**What the task asks**
Write the data out again, character for character, with no images.

BEGIN Entries supplied

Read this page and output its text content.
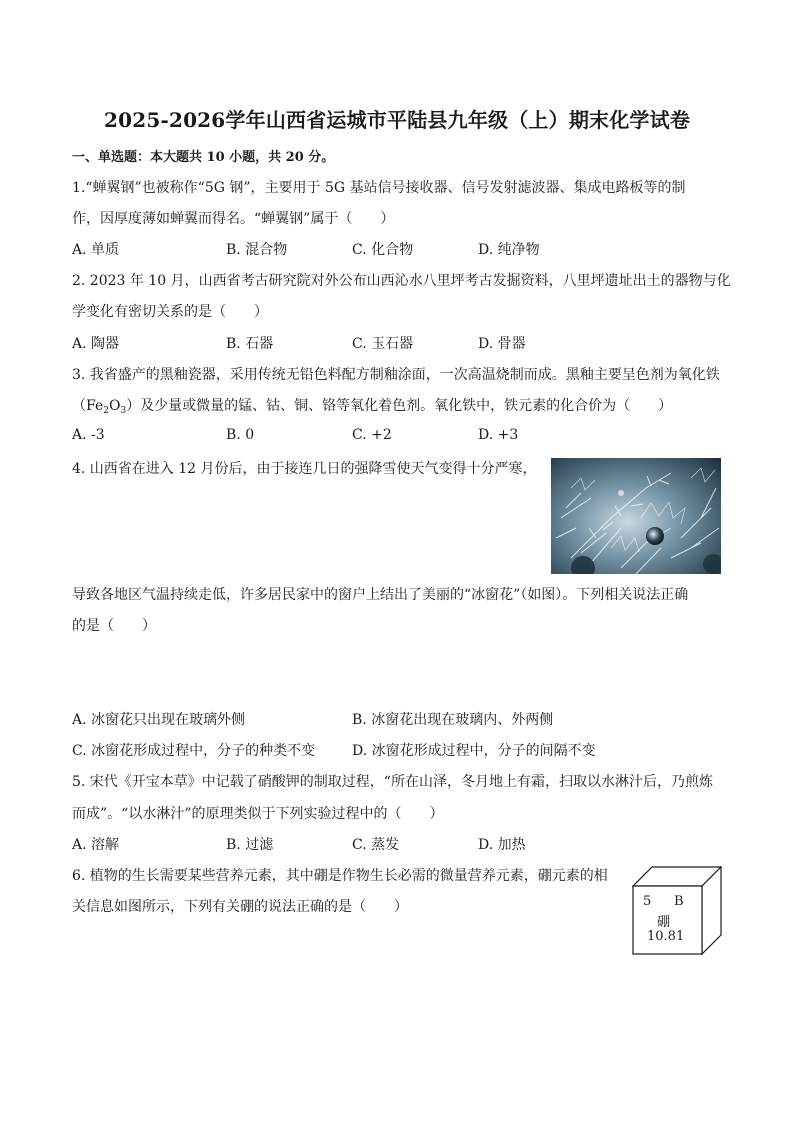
2025-2026学年山西省运城市平陆县九年级（上）期末化学试卷
一、单选题：本大题共 10 小题，共 20 分。
1.“蝉翼钢”也被称作“5G 钢”，主要用于 5G 基站信号接收器、信号发射滤波器、集成电路板等的制
作，因厚度薄如蝉翼而得名。“蝉翼钢”属于（　　）
A. 单质	B. 混合物	C. 化合物	D. 纯净物
2. 2023 年 10 月，山西省考古研究院对外公布山西沁水八里坪考古发掘资料，八里坪遗址出土的器物与化
学变化有密切关系的是（　　）
A. 陶器	B. 石器	C. 玉石器	D. 骨器
3. 我省盛产的黑釉瓷器，采用传统无铅色料配方制釉涂面，一次高温烧制而成。黑釉主要呈色剂为氧化铁
$(Fe_2O_3)$及少量或微量的锰、钴、铜、铬等氧化着色剂。氧化铁中，铁元素的化合价为（　　）
A. -3	B. 0	C. +2	D. +3
4. 山西省在进入 12 月份后，由于接连几日的强降雪使天气变得十分严寒，
导致各地区气温持续走低，许多居民家中的窗户上结出了美丽的“冰窗花”（如图）。下列相关说法正确
的是（　　）
A. 冰窗花只出现在玻璃外侧	B. 冰窗花出现在玻璃内、外两侧
C. 冰窗花形成过程中，分子的种类不变	D. 冰窗花形成过程中，分子的间隔不变
5. 宋代《开宝本草》中记载了硝酸钾的制取过程，“所在山泽，冬月地上有霜，扫取以水淋汁后，乃煎炼
而成”。“以水淋汁”的原理类似于下列实验过程中的（　　）
A. 溶解	B. 过滤	C. 蒸发	D. 加热
6. 植物的生长需要某些营养元素，其中硼是作物生长必需的微量营养元素，硼元素的相
关信息如图所示，下列有关硼的说法正确的是（　　）	5 B
硼
10.81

END Entries supplied

**Written reply**
Read this page and output its text content.
2025-2026学年山西省运城市平陆县九年级（上）期末化学试卷
一、单选题：本大题共 10 小题，共 20 分。
1.“蝉翼钢”也被称作“5G 钢”，主要用于 5G 基站信号接收器、信号发射滤波器、集成电路板等的制
作，因厚度薄如蝉翼而得名。“蝉翼钢”属于（　　）
A. 单质	B. 混合物	C. 化合物	D. 纯净物
2. 2023 年 10 月，山西省考古研究院对外公布山西沁水八里坪考古发掘资料，八里坪遗址出土的器物与化
学变化有密切关系的是（　　）
A. 陶器	B. 石器	C. 玉石器	D. 骨器
3. 我省盛产的黑釉瓷器，采用传统无铅色料配方制釉涂面，一次高温烧制而成。黑釉主要呈色剂为氧化铁
$(Fe_2O_3)$及少量或微量的锰、钴、铜、铬等氧化着色剂。氧化铁中，铁元素的化合价为（　　）
A. -3	B. 0	C. +2	D. +3
4. 山西省在进入 12 月份后，由于接连几日的强降雪使天气变得十分严寒，
导致各地区气温持续走低，许多居民家中的窗户上结出了美丽的“冰窗花”（如图）。下列相关说法正确
的是（　　）
A. 冰窗花只出现在玻璃外侧	B. 冰窗花出现在玻璃内、外两侧
C. 冰窗花形成过程中，分子的种类不变	D. 冰窗花形成过程中，分子的间隔不变
5. 宋代《开宝本草》中记载了硝酸钾的制取过程，“所在山泽，冬月地上有霜，扫取以水淋汁后，乃煎炼
而成”。“以水淋汁”的原理类似于下列实验过程中的（　　）
A. 溶解	B. 过滤	C. 蒸发	D. 加热
6. 植物的生长需要某些营养元素，其中硼是作物生长必需的微量营养元素，硼元素的相
关信息如图所示，下列有关硼的说法正确的是（　　）	5 B
硼
10.81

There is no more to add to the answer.